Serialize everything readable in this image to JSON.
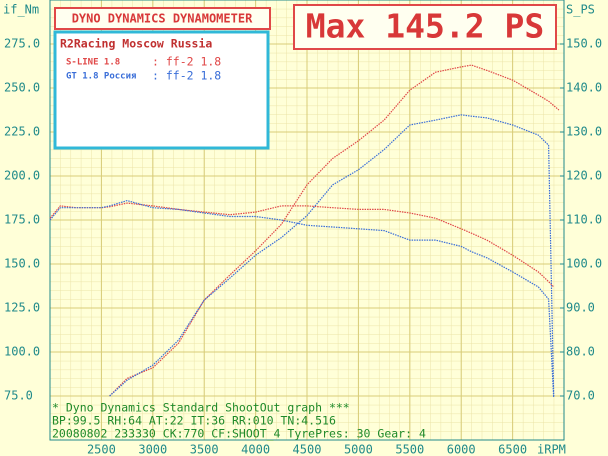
{
  "chart_data": {
    "type": "line",
    "title": "DYNO DYNAMICS DYNAMOMETER",
    "headline": "Max 145.2 PS",
    "y_label": "if_Nm",
    "y2_label": "S_PS",
    "x_label": "iRPM",
    "legend_title": "R2Racing Moscow Russia",
    "legend": [
      {
        "label": "S-LINE 1.8",
        "note": ": ff-2 1.8",
        "color": "#e04848"
      },
      {
        "label": "GT 1.8 Россия",
        "note": ": ff-2 1.8",
        "color": "#3a6ed8"
      }
    ],
    "footer": [
      "* Dyno Dynamics Standard ShootOut graph ***",
      "BP:99.5  RH:64 AT:22 IT:36  RR:010 TN:4.516",
      "20080802 233330 CK:770 CF:SHOOT_4  TyrePres: 30      Gear: 4"
    ],
    "x": [
      2000,
      2100,
      2250,
      2500,
      2580,
      2750,
      3000,
      3250,
      3500,
      3750,
      4000,
      4250,
      4500,
      4750,
      5000,
      5250,
      5500,
      5750,
      6000,
      6100,
      6250,
      6500,
      6750,
      6850,
      6900,
      6950
    ],
    "series": [
      {
        "color": "#e04848",
        "axis": "y",
        "values": [
          176,
          183,
          182,
          182,
          182.5,
          184.6,
          183,
          181,
          179.5,
          178,
          179.5,
          183,
          183,
          182,
          181,
          181,
          179,
          176,
          170,
          167.5,
          163.6,
          155,
          145.5,
          140,
          137,
          null
        ]
      },
      {
        "color": "#3a6ed8",
        "axis": "y",
        "values": [
          175,
          182,
          182,
          182,
          183,
          186,
          182,
          181,
          179,
          177,
          177,
          175,
          172,
          171,
          170,
          169,
          163.6,
          163.6,
          160,
          157,
          153.5,
          145.5,
          137,
          130,
          74,
          null
        ]
      },
      {
        "color": "#e04848",
        "axis": "y2",
        "values": [
          null,
          null,
          null,
          null,
          70,
          74,
          76.4,
          82,
          91.8,
          97.5,
          103,
          109,
          118,
          124,
          128,
          132.7,
          139.5,
          143.6,
          144.8,
          145.2,
          144,
          141.8,
          138.4,
          137,
          136,
          135
        ]
      },
      {
        "color": "#3a6ed8",
        "axis": "y2",
        "values": [
          null,
          null,
          null,
          null,
          70,
          73.6,
          77,
          82.7,
          91.8,
          96.8,
          102,
          106,
          111,
          118,
          121.4,
          126,
          131.6,
          132.7,
          133.9,
          133.6,
          133.2,
          131.6,
          129.3,
          127,
          70,
          null
        ]
      }
    ],
    "xlim": [
      2000,
      7000
    ],
    "xticks": [
      2500,
      3000,
      3500,
      4000,
      4500,
      5000,
      5500,
      6000,
      6500
    ],
    "ylim": [
      50,
      300
    ],
    "yticks": [
      {
        "value": 75,
        "label": "75.0"
      },
      {
        "value": 100,
        "label": "100.0"
      },
      {
        "value": 125,
        "label": "125.0"
      },
      {
        "value": 150,
        "label": "150.0"
      },
      {
        "value": 175,
        "label": "175.0"
      },
      {
        "value": 200,
        "label": "200.0"
      },
      {
        "value": 225,
        "label": "225.0"
      },
      {
        "value": 250,
        "label": "250.0"
      },
      {
        "value": 275,
        "label": "275.0"
      }
    ],
    "y2lim": [
      60,
      160
    ],
    "y2ticks": [
      {
        "value": 70,
        "label": "70.0"
      },
      {
        "value": 80,
        "label": "80.0"
      },
      {
        "value": 90,
        "label": "90.0"
      },
      {
        "value": 100,
        "label": "100.0"
      },
      {
        "value": 110,
        "label": "110.0"
      },
      {
        "value": 120,
        "label": "120.0"
      },
      {
        "value": 130,
        "label": "130.0"
      },
      {
        "value": 140,
        "label": "140.0"
      },
      {
        "value": 150,
        "label": "150.0"
      }
    ],
    "grid": true
  }
}
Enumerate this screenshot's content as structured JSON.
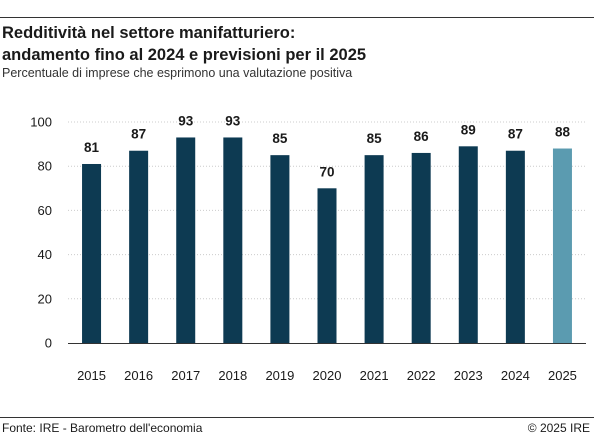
{
  "title_lines": [
    "Redditività nel settore manifatturiero:",
    "andamento fino al 2024 e previsioni per il 2025"
  ],
  "subtitle": "Percentuale di imprese che esprimono una valutazione positiva",
  "footer": {
    "source": "Fonte: IRE - Barometro dell'economia",
    "copyright": "© 2025 IRE"
  },
  "colors": {
    "actual": "#0d3a52",
    "forecast": "#5b9bb0",
    "grid": "#cccccc",
    "axis": "#333333"
  },
  "chart_data": {
    "type": "bar",
    "categories": [
      "2015",
      "2016",
      "2017",
      "2018",
      "2019",
      "2020",
      "2021",
      "2022",
      "2023",
      "2024",
      "2025"
    ],
    "values": [
      81,
      87,
      93,
      93,
      85,
      70,
      85,
      86,
      89,
      87,
      88
    ],
    "forecast_categories": [
      "2025"
    ],
    "ylim": [
      0,
      100
    ],
    "yticks": [
      0,
      20,
      40,
      60,
      80,
      100
    ],
    "grid": true,
    "title": "Redditività nel settore manifatturiero: andamento fino al 2024 e previsioni per il 2025",
    "xlabel": "",
    "ylabel": ""
  }
}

Given exercise >>
Without including the pictures, reproduce all entries exactly.

Solved problem >>
Serialize everything readable in this image to JSON.
{
  "chart_data": {
    "type": "line",
    "title": "DYNO DYNAMICS DYNAMOMETER",
    "headline": "Max 145.2 PS",
    "y_label": "if_Nm",
    "y2_label": "S_PS",
    "x_label": "iRPM",
    "legend_title": "R2Racing Moscow Russia",
    "legend": [
      {
        "label": "S-LINE 1.8",
        "note": ": ff-2 1.8",
        "color": "#e04848"
      },
      {
        "label": "GT 1.8 Россия",
        "note": ": ff-2 1.8",
        "color": "#3a6ed8"
      }
    ],
    "footer": [
      "* Dyno Dynamics Standard ShootOut graph ***",
      "BP:99.5  RH:64 AT:22 IT:36  RR:010 TN:4.516",
      "20080802 233330 CK:770 CF:SHOOT_4  TyrePres: 30      Gear: 4"
    ],
    "x": [
      2000,
      2100,
      2250,
      2500,
      2580,
      2750,
      3000,
      3250,
      3500,
      3750,
      4000,
      4250,
      4500,
      4750,
      5000,
      5250,
      5500,
      5750,
      6000,
      6100,
      6250,
      6500,
      6750,
      6850,
      6900,
      6950
    ],
    "series": [
      {
        "color": "#e04848",
        "axis": "y",
        "values": [
          176,
          183,
          182,
          182,
          182.5,
          184.6,
          183,
          181,
          179.5,
          178,
          179.5,
          183,
          183,
          182,
          181,
          181,
          179,
          176,
          170,
          167.5,
          163.6,
          155,
          145.5,
          140,
          137,
          null
        ]
      },
      {
        "color": "#3a6ed8",
        "axis": "y",
        "values": [
          175,
          182,
          182,
          182,
          183,
          186,
          182,
          181,
          179,
          177,
          177,
          175,
          172,
          171,
          170,
          169,
          163.6,
          163.6,
          160,
          157,
          153.5,
          145.5,
          137,
          130,
          74,
          null
        ]
      },
      {
        "color": "#e04848",
        "axis": "y2",
        "values": [
          null,
          null,
          null,
          null,
          70,
          74,
          76.4,
          82,
          91.8,
          97.5,
          103,
          109,
          118,
          124,
          128,
          132.7,
          139.5,
          143.6,
          144.8,
          145.2,
          144,
          141.8,
          138.4,
          137,
          136,
          135
        ]
      },
      {
        "color": "#3a6ed8",
        "axis": "y2",
        "values": [
          null,
          null,
          null,
          null,
          70,
          73.6,
          77,
          82.7,
          91.8,
          96.8,
          102,
          106,
          111,
          118,
          121.4,
          126,
          131.6,
          132.7,
          133.9,
          133.6,
          133.2,
          131.6,
          129.3,
          127,
          70,
          null
        ]
      }
    ],
    "xlim": [
      2000,
      7000
    ],
    "xticks": [
      2500,
      3000,
      3500,
      4000,
      4500,
      5000,
      5500,
      6000,
      6500
    ],
    "ylim": [
      50,
      300
    ],
    "yticks": [
      {
        "value": 75,
        "label": "75.0"
      },
      {
        "value": 100,
        "label": "100.0"
      },
      {
        "value": 125,
        "label": "125.0"
      },
      {
        "value": 150,
        "label": "150.0"
      },
      {
        "value": 175,
        "label": "175.0"
      },
      {
        "value": 200,
        "label": "200.0"
      },
      {
        "value": 225,
        "label": "225.0"
      },
      {
        "value": 250,
        "label": "250.0"
      },
      {
        "value": 275,
        "label": "275.0"
      }
    ],
    "y2lim": [
      60,
      160
    ],
    "y2ticks": [
      {
        "value": 70,
        "label": "70.0"
      },
      {
        "value": 80,
        "label": "80.0"
      },
      {
        "value": 90,
        "label": "90.0"
      },
      {
        "value": 100,
        "label": "100.0"
      },
      {
        "value": 110,
        "label": "110.0"
      },
      {
        "value": 120,
        "label": "120.0"
      },
      {
        "value": 130,
        "label": "130.0"
      },
      {
        "value": 140,
        "label": "140.0"
      },
      {
        "value": 150,
        "label": "150.0"
      }
    ],
    "grid": true
  }
}
Enumerate this screenshot's content as structured JSON.
{
  "title_lines": [
    "Redditività nel settore manifatturiero:",
    "andamento fino al 2024 e previsioni per il 2025"
  ],
  "subtitle": "Percentuale di imprese che esprimono una valutazione positiva",
  "footer": {
    "source": "Fonte: IRE - Barometro dell'economia",
    "copyright": "© 2025 IRE"
  },
  "colors": {
    "actual": "#0d3a52",
    "forecast": "#5b9bb0",
    "grid": "#cccccc",
    "axis": "#333333"
  },
  "chart_data": {
    "type": "bar",
    "categories": [
      "2015",
      "2016",
      "2017",
      "2018",
      "2019",
      "2020",
      "2021",
      "2022",
      "2023",
      "2024",
      "2025"
    ],
    "values": [
      81,
      87,
      93,
      93,
      85,
      70,
      85,
      86,
      89,
      87,
      88
    ],
    "forecast_categories": [
      "2025"
    ],
    "ylim": [
      0,
      100
    ],
    "yticks": [
      0,
      20,
      40,
      60,
      80,
      100
    ],
    "grid": true,
    "title": "Redditività nel settore manifatturiero: andamento fino al 2024 e previsioni per il 2025",
    "xlabel": "",
    "ylabel": ""
  }
}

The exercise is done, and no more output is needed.